WHAT YOU ARE ASKED TO DO: Extract each line of the data and write it out again exactly.
═════ DATA IN THIS EXERCISE
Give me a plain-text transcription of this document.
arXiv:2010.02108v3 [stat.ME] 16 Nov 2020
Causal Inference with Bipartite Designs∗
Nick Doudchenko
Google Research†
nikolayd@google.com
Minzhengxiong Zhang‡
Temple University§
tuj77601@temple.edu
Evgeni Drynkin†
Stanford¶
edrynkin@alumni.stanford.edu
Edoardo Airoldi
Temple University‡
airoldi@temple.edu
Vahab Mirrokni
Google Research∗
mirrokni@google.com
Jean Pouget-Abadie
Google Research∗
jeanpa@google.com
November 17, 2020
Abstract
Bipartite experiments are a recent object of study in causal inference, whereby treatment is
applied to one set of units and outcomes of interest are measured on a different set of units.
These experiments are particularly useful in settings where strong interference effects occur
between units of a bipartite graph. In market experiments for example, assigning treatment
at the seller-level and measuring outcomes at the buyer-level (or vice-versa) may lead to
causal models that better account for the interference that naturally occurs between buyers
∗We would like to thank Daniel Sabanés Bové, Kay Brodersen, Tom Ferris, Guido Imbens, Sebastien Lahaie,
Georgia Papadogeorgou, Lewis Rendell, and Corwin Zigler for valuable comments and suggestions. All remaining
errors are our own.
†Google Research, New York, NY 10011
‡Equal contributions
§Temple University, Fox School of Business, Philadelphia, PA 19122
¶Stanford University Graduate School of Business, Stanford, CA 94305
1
══════════
SOLUTION FOR THIS EXERCISE:
Give me a plain-text transcription of this document.
arXiv:2010.02108v3 [stat.ME] 16 Nov 2020
Causal Inference with Bipartite Designs∗
Nick Doudchenko
Google Research†
nikolayd@google.com
Minzhengxiong Zhang‡
Temple University§
tuj77601@temple.edu
Evgeni Drynkin†
Stanford¶
edrynkin@alumni.stanford.edu
Edoardo Airoldi
Temple University‡
airoldi@temple.edu
Vahab Mirrokni
Google Research∗
mirrokni@google.com
Jean Pouget-Abadie
Google Research∗
jeanpa@google.com
November 17, 2020
Abstract
Bipartite experiments are a recent object of study in causal inference, whereby treatment is
applied to one set of units and outcomes of interest are measured on a different set of units.
These experiments are particularly useful in settings where strong interference effects occur
between units of a bipartite graph. In market experiments for example, assigning treatment
at the seller-level and measuring outcomes at the buyer-level (or vice-versa) may lead to
causal models that better account for the interference that naturally occurs between buyers
∗We would like to thank Daniel Sabanés Bové, Kay Brodersen, Tom Ferris, Guido Imbens, Sebastien Lahaie,
Georgia Papadogeorgou, Lewis Rendell, and Corwin Zigler for valuable comments and suggestions. All remaining
errors are our own.
†Google Research, New York, NY 10011
‡Equal contributions
§Temple University, Fox School of Business, Philadelphia, PA 19122
¶Stanford University Graduate School of Business, Stanford, CA 94305
1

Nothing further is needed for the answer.